__Problem description__
Your task is to quote the material that follows, in full and exactly.

__Dataset extract__

## START

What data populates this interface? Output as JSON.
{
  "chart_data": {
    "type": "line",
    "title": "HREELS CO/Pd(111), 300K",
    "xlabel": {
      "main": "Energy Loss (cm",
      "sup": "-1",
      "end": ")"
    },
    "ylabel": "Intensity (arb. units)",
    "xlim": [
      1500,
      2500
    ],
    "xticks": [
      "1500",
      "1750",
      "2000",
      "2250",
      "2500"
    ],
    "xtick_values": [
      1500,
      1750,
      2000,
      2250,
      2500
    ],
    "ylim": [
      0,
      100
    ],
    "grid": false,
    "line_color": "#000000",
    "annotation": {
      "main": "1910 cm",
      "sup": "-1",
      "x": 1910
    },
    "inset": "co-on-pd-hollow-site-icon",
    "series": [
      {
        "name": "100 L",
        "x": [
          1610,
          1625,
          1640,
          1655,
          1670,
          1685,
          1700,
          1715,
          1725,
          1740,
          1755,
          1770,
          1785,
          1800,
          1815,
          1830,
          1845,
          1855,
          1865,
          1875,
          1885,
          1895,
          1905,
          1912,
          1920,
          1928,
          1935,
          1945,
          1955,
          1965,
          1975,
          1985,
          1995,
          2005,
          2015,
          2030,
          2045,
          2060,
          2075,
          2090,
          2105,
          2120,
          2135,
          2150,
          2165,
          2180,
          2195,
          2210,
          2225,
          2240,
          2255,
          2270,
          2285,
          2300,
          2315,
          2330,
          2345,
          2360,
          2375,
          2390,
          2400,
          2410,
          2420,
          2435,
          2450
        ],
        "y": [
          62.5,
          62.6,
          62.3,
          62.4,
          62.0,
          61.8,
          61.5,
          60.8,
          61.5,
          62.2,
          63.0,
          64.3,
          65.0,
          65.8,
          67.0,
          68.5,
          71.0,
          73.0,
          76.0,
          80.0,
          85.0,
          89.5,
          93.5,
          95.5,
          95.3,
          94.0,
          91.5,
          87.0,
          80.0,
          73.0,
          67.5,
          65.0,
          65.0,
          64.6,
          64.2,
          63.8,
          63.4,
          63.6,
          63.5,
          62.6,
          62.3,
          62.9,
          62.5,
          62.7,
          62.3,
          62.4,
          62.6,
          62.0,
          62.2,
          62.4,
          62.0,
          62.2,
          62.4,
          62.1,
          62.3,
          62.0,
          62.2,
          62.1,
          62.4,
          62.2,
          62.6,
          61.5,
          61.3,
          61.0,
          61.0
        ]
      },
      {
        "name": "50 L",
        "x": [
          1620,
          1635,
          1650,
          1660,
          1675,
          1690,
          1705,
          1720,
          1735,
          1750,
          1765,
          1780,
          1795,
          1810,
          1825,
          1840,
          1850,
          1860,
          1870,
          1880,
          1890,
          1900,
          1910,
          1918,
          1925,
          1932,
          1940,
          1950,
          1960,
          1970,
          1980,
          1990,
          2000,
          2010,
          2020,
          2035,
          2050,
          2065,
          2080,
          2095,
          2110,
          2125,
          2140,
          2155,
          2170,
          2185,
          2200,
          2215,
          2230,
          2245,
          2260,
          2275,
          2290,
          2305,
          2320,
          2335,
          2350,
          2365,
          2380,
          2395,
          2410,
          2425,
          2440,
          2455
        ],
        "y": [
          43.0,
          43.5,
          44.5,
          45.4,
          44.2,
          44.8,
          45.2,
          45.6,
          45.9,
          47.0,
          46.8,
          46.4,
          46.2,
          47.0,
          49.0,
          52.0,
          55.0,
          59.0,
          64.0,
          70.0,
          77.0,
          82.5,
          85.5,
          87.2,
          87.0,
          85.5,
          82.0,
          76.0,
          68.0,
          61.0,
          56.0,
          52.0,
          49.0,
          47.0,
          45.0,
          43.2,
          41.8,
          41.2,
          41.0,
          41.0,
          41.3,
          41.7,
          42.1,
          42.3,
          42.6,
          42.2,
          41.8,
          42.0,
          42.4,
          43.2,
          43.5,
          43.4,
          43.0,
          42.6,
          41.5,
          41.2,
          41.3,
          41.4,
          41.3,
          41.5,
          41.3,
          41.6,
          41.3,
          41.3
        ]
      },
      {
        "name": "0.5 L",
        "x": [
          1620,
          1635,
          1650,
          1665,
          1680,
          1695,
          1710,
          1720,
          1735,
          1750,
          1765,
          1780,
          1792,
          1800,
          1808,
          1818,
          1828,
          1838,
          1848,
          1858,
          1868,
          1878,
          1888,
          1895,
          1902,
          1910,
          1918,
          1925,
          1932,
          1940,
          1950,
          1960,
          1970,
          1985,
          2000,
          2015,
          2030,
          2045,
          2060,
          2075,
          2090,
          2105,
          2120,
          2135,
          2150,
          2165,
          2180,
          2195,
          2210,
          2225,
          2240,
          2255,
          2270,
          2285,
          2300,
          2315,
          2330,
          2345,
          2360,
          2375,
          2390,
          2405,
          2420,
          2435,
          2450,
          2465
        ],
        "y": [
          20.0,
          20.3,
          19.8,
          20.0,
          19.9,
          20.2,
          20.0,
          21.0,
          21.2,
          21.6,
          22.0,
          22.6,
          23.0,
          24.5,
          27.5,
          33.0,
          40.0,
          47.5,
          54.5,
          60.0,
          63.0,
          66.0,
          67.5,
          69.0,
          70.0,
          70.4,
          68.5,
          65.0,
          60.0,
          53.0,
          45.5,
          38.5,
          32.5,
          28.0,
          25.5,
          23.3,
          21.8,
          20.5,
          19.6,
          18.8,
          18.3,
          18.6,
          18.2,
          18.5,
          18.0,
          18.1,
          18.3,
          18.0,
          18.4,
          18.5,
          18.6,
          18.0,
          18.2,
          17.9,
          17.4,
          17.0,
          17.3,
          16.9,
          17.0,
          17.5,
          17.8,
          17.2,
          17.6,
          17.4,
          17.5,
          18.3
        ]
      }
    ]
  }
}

## END

__Answer to this exercise__
What data populates this interface? Output as JSON.
{
  "chart_data": {
    "type": "line",
    "title": "HREELS CO/Pd(111), 300K",
    "xlabel": {
      "main": "Energy Loss (cm",
      "sup": "-1",
      "end": ")"
    },
    "ylabel": "Intensity (arb. units)",
    "xlim": [
      1500,
      2500
    ],
    "xticks": [
      "1500",
      "1750",
      "2000",
      "2250",
      "2500"
    ],
    "xtick_values": [
      1500,
      1750,
      2000,
      2250,
      2500
    ],
    "ylim": [
      0,
      100
    ],
    "grid": false,
    "line_color": "#000000",
    "annotation": {
      "main": "1910 cm",
      "sup": "-1",
      "x": 1910
    },
    "inset": "co-on-pd-hollow-site-icon",
    "series": [
      {
        "name": "100 L",
        "x": [
          1610,
          1625,
          1640,
          1655,
          1670,
          1685,
          1700,
          1715,
          1725,
          1740,
          1755,
          1770,
          1785,
          1800,
          1815,
          1830,
          1845,
          1855,
          1865,
          1875,
          1885,
          1895,
          1905,
          1912,
          1920,
          1928,
          1935,
          1945,
          1955,
          1965,
          1975,
          1985,
          1995,
          2005,
          2015,
          2030,
          2045,
          2060,
          2075,
          2090,
          2105,
          2120,
          2135,
          2150,
          2165,
          2180,
          2195,
          2210,
          2225,
          2240,
          2255,
          2270,
          2285,
          2300,
          2315,
          2330,
          2345,
          2360,
          2375,
          2390,
          2400,
          2410,
          2420,
          2435,
          2450
        ],
        "y": [
          62.5,
          62.6,
          62.3,
          62.4,
          62.0,
          61.8,
          61.5,
          60.8,
          61.5,
          62.2,
          63.0,
          64.3,
          65.0,
          65.8,
          67.0,
          68.5,
          71.0,
          73.0,
          76.0,
          80.0,
          85.0,
          89.5,
          93.5,
          95.5,
          95.3,
          94.0,
          91.5,
          87.0,
          80.0,
          73.0,
          67.5,
          65.0,
          65.0,
          64.6,
          64.2,
          63.8,
          63.4,
          63.6,
          63.5,
          62.6,
          62.3,
          62.9,
          62.5,
          62.7,
          62.3,
          62.4,
          62.6,
          62.0,
          62.2,
          62.4,
          62.0,
          62.2,
          62.4,
          62.1,
          62.3,
          62.0,
          62.2,
          62.1,
          62.4,
          62.2,
          62.6,
          61.5,
          61.3,
          61.0,
          61.0
        ]
      },
      {
        "name": "50 L",
        "x": [
          1620,
          1635,
          1650,
          1660,
          1675,
          1690,
          1705,
          1720,
          1735,
          1750,
          1765,
          1780,
          1795,
          1810,
          1825,
          1840,
          1850,
          1860,
          1870,
          1880,
          1890,
          1900,
          1910,
          1918,
          1925,
          1932,
          1940,
          1950,
          1960,
          1970,
          1980,
          1990,
          2000,
          2010,
          2020,
          2035,
          2050,
          2065,
          2080,
          2095,
          2110,
          2125,
          2140,
          2155,
          2170,
          2185,
          2200,
          2215,
          2230,
          2245,
          2260,
          2275,
          2290,
          2305,
          2320,
          2335,
          2350,
          2365,
          2380,
          2395,
          2410,
          2425,
          2440,
          2455
        ],
        "y": [
          43.0,
          43.5,
          44.5,
          45.4,
          44.2,
          44.8,
          45.2,
          45.6,
          45.9,
          47.0,
          46.8,
          46.4,
          46.2,
          47.0,
          49.0,
          52.0,
          55.0,
          59.0,
          64.0,
          70.0,
          77.0,
          82.5,
          85.5,
          87.2,
          87.0,
          85.5,
          82.0,
          76.0,
          68.0,
          61.0,
          56.0,
          52.0,
          49.0,
          47.0,
          45.0,
          43.2,
          41.8,
          41.2,
          41.0,
          41.0,
          41.3,
          41.7,
          42.1,
          42.3,
          42.6,
          42.2,
          41.8,
          42.0,
          42.4,
          43.2,
          43.5,
          43.4,
          43.0,
          42.6,
          41.5,
          41.2,
          41.3,
          41.4,
          41.3,
          41.5,
          41.3,
          41.6,
          41.3,
          41.3
        ]
      },
      {
        "name": "0.5 L",
        "x": [
          1620,
          1635,
          1650,
          1665,
          1680,
          1695,
          1710,
          1720,
          1735,
          1750,
          1765,
          1780,
          1792,
          1800,
          1808,
          1818,
          1828,
          1838,
          1848,
          1858,
          1868,
          1878,
          1888,
          1895,
          1902,
          1910,
          1918,
          1925,
          1932,
          1940,
          1950,
          1960,
          1970,
          1985,
          2000,
          2015,
          2030,
          2045,
          2060,
          2075,
          2090,
          2105,
          2120,
          2135,
          2150,
          2165,
          2180,
          2195,
          2210,
          2225,
          2240,
          2255,
          2270,
          2285,
          2300,
          2315,
          2330,
          2345,
          2360,
          2375,
          2390,
          2405,
          2420,
          2435,
          2450,
          2465
        ],
        "y": [
          20.0,
          20.3,
          19.8,
          20.0,
          19.9,
          20.2,
          20.0,
          21.0,
          21.2,
          21.6,
          22.0,
          22.6,
          23.0,
          24.5,
          27.5,
          33.0,
          40.0,
          47.5,
          54.5,
          60.0,
          63.0,
          66.0,
          67.5,
          69.0,
          70.0,
          70.4,
          68.5,
          65.0,
          60.0,
          53.0,
          45.5,
          38.5,
          32.5,
          28.0,
          25.5,
          23.3,
          21.8,
          20.5,
          19.6,
          18.8,
          18.3,
          18.6,
          18.2,
          18.5,
          18.0,
          18.1,
          18.3,
          18.0,
          18.4,
          18.5,
          18.6,
          18.0,
          18.2,
          17.9,
          17.4,
          17.0,
          17.3,
          16.9,
          17.0,
          17.5,
          17.8,
          17.2,
          17.6,
          17.4,
          17.5,
          18.3
        ]
      }
    ]
  }
}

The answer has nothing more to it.